** Start of Input for this task **

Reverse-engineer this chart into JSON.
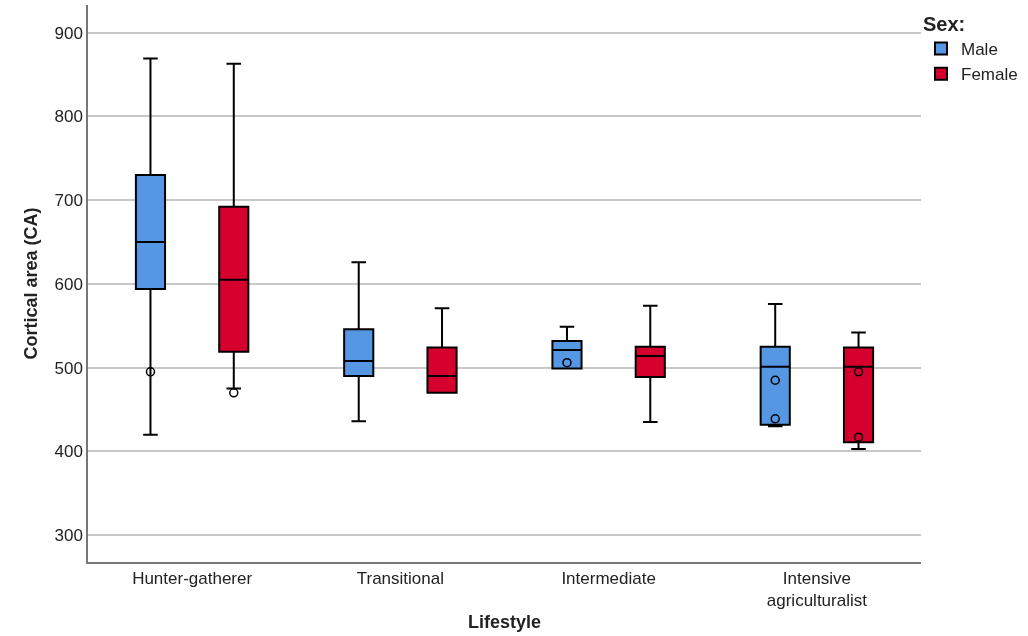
{
  "chart_data": {
    "type": "box",
    "xlabel": "Lifestyle",
    "ylabel": "Cortical area (CA)",
    "legend_title": "Sex:",
    "legend": "top right",
    "grid": "y",
    "marker": "circle",
    "categories": [
      "Hunter-gatherer",
      "Transitional",
      "Intermediate",
      "Intensive agriculturalist"
    ],
    "ylim": [
      268,
      933
    ],
    "yticks": [
      300,
      400,
      500,
      600,
      700,
      800,
      900
    ],
    "series": [
      {
        "name": "Male",
        "color": "#5597e2",
        "boxes": [
          {
            "low": 420,
            "q1": 594,
            "median": 650,
            "q3": 730,
            "high": 869,
            "outliers": [
              495
            ]
          },
          {
            "low": 436,
            "q1": 490,
            "median": 508,
            "q3": 546,
            "high": 626
          },
          {
            "low": 499,
            "q1": 499,
            "median": 521,
            "q3": 532,
            "high": 549,
            "outliers": [
              506
            ]
          },
          {
            "low": 430,
            "q1": 432,
            "median": 501,
            "q3": 525,
            "high": 576,
            "outliers": [
              485,
              439
            ]
          }
        ]
      },
      {
        "name": "Female",
        "color": "#d6002e",
        "boxes": [
          {
            "low": 475,
            "q1": 519,
            "median": 605,
            "q3": 692,
            "high": 863,
            "outliers": [
              470
            ]
          },
          {
            "low": 470,
            "q1": 470,
            "median": 490,
            "q3": 524,
            "high": 571
          },
          {
            "low": 435,
            "q1": 489,
            "median": 514,
            "q3": 525,
            "high": 574
          },
          {
            "low": 403,
            "q1": 411,
            "median": 501,
            "q3": 524,
            "high": 542,
            "outliers": [
              495,
              417
            ]
          }
        ]
      }
    ]
  }
}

** End of Input for this task **

Stated task:
Reproduce every line of the material precisely, omitting its pictures.

Exercise solution:
Reverse-engineer this chart into JSON.
{
  "chart_data": {
    "type": "box",
    "xlabel": "Lifestyle",
    "ylabel": "Cortical area (CA)",
    "legend_title": "Sex:",
    "legend": "top right",
    "grid": "y",
    "marker": "circle",
    "categories": [
      "Hunter-gatherer",
      "Transitional",
      "Intermediate",
      "Intensive agriculturalist"
    ],
    "ylim": [
      268,
      933
    ],
    "yticks": [
      300,
      400,
      500,
      600,
      700,
      800,
      900
    ],
    "series": [
      {
        "name": "Male",
        "color": "#5597e2",
        "boxes": [
          {
            "low": 420,
            "q1": 594,
            "median": 650,
            "q3": 730,
            "high": 869,
            "outliers": [
              495
            ]
          },
          {
            "low": 436,
            "q1": 490,
            "median": 508,
            "q3": 546,
            "high": 626
          },
          {
            "low": 499,
            "q1": 499,
            "median": 521,
            "q3": 532,
            "high": 549,
            "outliers": [
              506
            ]
          },
          {
            "low": 430,
            "q1": 432,
            "median": 501,
            "q3": 525,
            "high": 576,
            "outliers": [
              485,
              439
            ]
          }
        ]
      },
      {
        "name": "Female",
        "color": "#d6002e",
        "boxes": [
          {
            "low": 475,
            "q1": 519,
            "median": 605,
            "q3": 692,
            "high": 863,
            "outliers": [
              470
            ]
          },
          {
            "low": 470,
            "q1": 470,
            "median": 490,
            "q3": 524,
            "high": 571
          },
          {
            "low": 435,
            "q1": 489,
            "median": 514,
            "q3": 525,
            "high": 574
          },
          {
            "low": 403,
            "q1": 411,
            "median": 501,
            "q3": 524,
            "high": 542,
            "outliers": [
              495,
              417
            ]
          }
        ]
      }
    ]
  }
}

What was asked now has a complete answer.